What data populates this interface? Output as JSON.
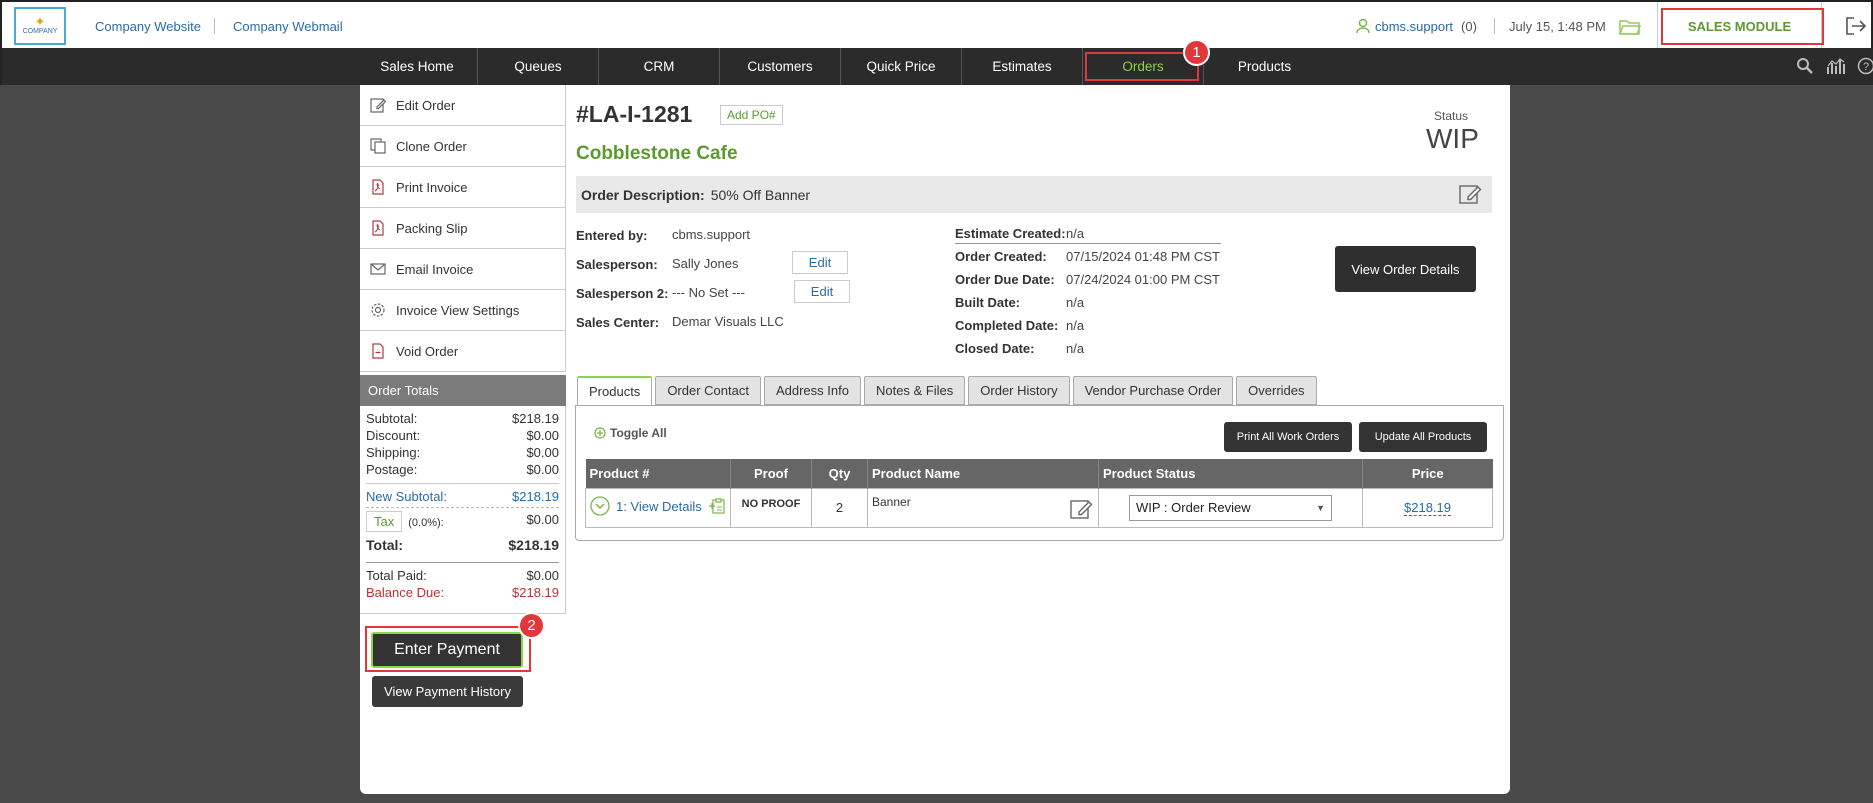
{
  "header": {
    "logo_text": "COMPANY",
    "links": [
      "Company Website",
      "Company Webmail"
    ],
    "user": "cbms.support",
    "user_count": "(0)",
    "datetime": "July 15, 1:48 PM",
    "module": "SALES MODULE"
  },
  "nav": {
    "items": [
      "Sales Home",
      "Queues",
      "CRM",
      "Customers",
      "Quick Price",
      "Estimates",
      "Orders",
      "Products"
    ],
    "active": "Orders"
  },
  "badges": [
    "1",
    "2"
  ],
  "sidebar": {
    "actions": [
      "Edit Order",
      "Clone Order",
      "Print Invoice",
      "Packing Slip",
      "Email Invoice",
      "Invoice View Settings",
      "Void Order"
    ],
    "totals_title": "Order Totals",
    "totals": {
      "subtotal_label": "Subtotal:",
      "subtotal": "$218.19",
      "discount_label": "Discount:",
      "discount": "$0.00",
      "shipping_label": "Shipping:",
      "shipping": "$0.00",
      "postage_label": "Postage:",
      "postage": "$0.00",
      "new_subtotal_label": "New Subtotal:",
      "new_subtotal": "$218.19",
      "tax_button": "Tax",
      "tax_rate": "(0.0%):",
      "tax": "$0.00",
      "total_label": "Total:",
      "total": "$218.19",
      "paid_label": "Total Paid:",
      "paid": "$0.00",
      "due_label": "Balance Due:",
      "due": "$218.19"
    },
    "enter_payment": "Enter Payment",
    "view_history": "View Payment History"
  },
  "order": {
    "number": "#LA-I-1281",
    "add_po": "Add PO#",
    "customer": "Cobblestone Cafe",
    "status_label": "Status",
    "status": "WIP",
    "description_label": "Order Description:",
    "description": "50% Off Banner",
    "entered_by_label": "Entered by:",
    "entered_by": "cbms.support",
    "salesperson_label": "Salesperson:",
    "salesperson": "Sally Jones",
    "salesperson2_label": "Salesperson 2:",
    "salesperson2": "--- No Set ---",
    "sales_center_label": "Sales Center:",
    "sales_center": "Demar Visuals LLC",
    "edit": "Edit",
    "estimate_created_label": "Estimate Created:",
    "estimate_created": "n/a",
    "order_created_label": "Order Created:",
    "order_created": "07/15/2024 01:48 PM CST",
    "order_due_label": "Order Due Date:",
    "order_due": "07/24/2024 01:00 PM CST",
    "built_label": "Built Date:",
    "built": "n/a",
    "completed_label": "Completed Date:",
    "completed": "n/a",
    "closed_label": "Closed Date:",
    "closed": "n/a",
    "view_details": "View Order Details"
  },
  "tabs": [
    "Products",
    "Order Contact",
    "Address Info",
    "Notes & Files",
    "Order History",
    "Vendor Purchase Order",
    "Overrides"
  ],
  "products": {
    "toggle_all": "Toggle All",
    "print_all": "Print All Work Orders",
    "update_all": "Update All Products",
    "columns": [
      "Product #",
      "Proof",
      "Qty",
      "Product Name",
      "Product Status",
      "Price"
    ],
    "rows": [
      {
        "num": "1: View Details",
        "proof": "NO PROOF",
        "qty": "2",
        "name": "Banner",
        "status": "WIP : Order Review",
        "price": "$218.19"
      }
    ]
  }
}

→ Your objective
Write the records above out again exactly, with no pictures in your copy.

→ Right answer
What data populates this interface? Output as JSON.
{
  "header": {
    "logo_text": "COMPANY",
    "links": [
      "Company Website",
      "Company Webmail"
    ],
    "user": "cbms.support",
    "user_count": "(0)",
    "datetime": "July 15, 1:48 PM",
    "module": "SALES MODULE"
  },
  "nav": {
    "items": [
      "Sales Home",
      "Queues",
      "CRM",
      "Customers",
      "Quick Price",
      "Estimates",
      "Orders",
      "Products"
    ],
    "active": "Orders"
  },
  "badges": [
    "1",
    "2"
  ],
  "sidebar": {
    "actions": [
      "Edit Order",
      "Clone Order",
      "Print Invoice",
      "Packing Slip",
      "Email Invoice",
      "Invoice View Settings",
      "Void Order"
    ],
    "totals_title": "Order Totals",
    "totals": {
      "subtotal_label": "Subtotal:",
      "subtotal": "$218.19",
      "discount_label": "Discount:",
      "discount": "$0.00",
      "shipping_label": "Shipping:",
      "shipping": "$0.00",
      "postage_label": "Postage:",
      "postage": "$0.00",
      "new_subtotal_label": "New Subtotal:",
      "new_subtotal": "$218.19",
      "tax_button": "Tax",
      "tax_rate": "(0.0%):",
      "tax": "$0.00",
      "total_label": "Total:",
      "total": "$218.19",
      "paid_label": "Total Paid:",
      "paid": "$0.00",
      "due_label": "Balance Due:",
      "due": "$218.19"
    },
    "enter_payment": "Enter Payment",
    "view_history": "View Payment History"
  },
  "order": {
    "number": "#LA-I-1281",
    "add_po": "Add PO#",
    "customer": "Cobblestone Cafe",
    "status_label": "Status",
    "status": "WIP",
    "description_label": "Order Description:",
    "description": "50% Off Banner",
    "entered_by_label": "Entered by:",
    "entered_by": "cbms.support",
    "salesperson_label": "Salesperson:",
    "salesperson": "Sally Jones",
    "salesperson2_label": "Salesperson 2:",
    "salesperson2": "--- No Set ---",
    "sales_center_label": "Sales Center:",
    "sales_center": "Demar Visuals LLC",
    "edit": "Edit",
    "estimate_created_label": "Estimate Created:",
    "estimate_created": "n/a",
    "order_created_label": "Order Created:",
    "order_created": "07/15/2024 01:48 PM CST",
    "order_due_label": "Order Due Date:",
    "order_due": "07/24/2024 01:00 PM CST",
    "built_label": "Built Date:",
    "built": "n/a",
    "completed_label": "Completed Date:",
    "completed": "n/a",
    "closed_label": "Closed Date:",
    "closed": "n/a",
    "view_details": "View Order Details"
  },
  "tabs": [
    "Products",
    "Order Contact",
    "Address Info",
    "Notes & Files",
    "Order History",
    "Vendor Purchase Order",
    "Overrides"
  ],
  "products": {
    "toggle_all": "Toggle All",
    "print_all": "Print All Work Orders",
    "update_all": "Update All Products",
    "columns": [
      "Product #",
      "Proof",
      "Qty",
      "Product Name",
      "Product Status",
      "Price"
    ],
    "rows": [
      {
        "num": "1: View Details",
        "proof": "NO PROOF",
        "qty": "2",
        "name": "Banner",
        "status": "WIP : Order Review",
        "price": "$218.19"
      }
    ]
  }
}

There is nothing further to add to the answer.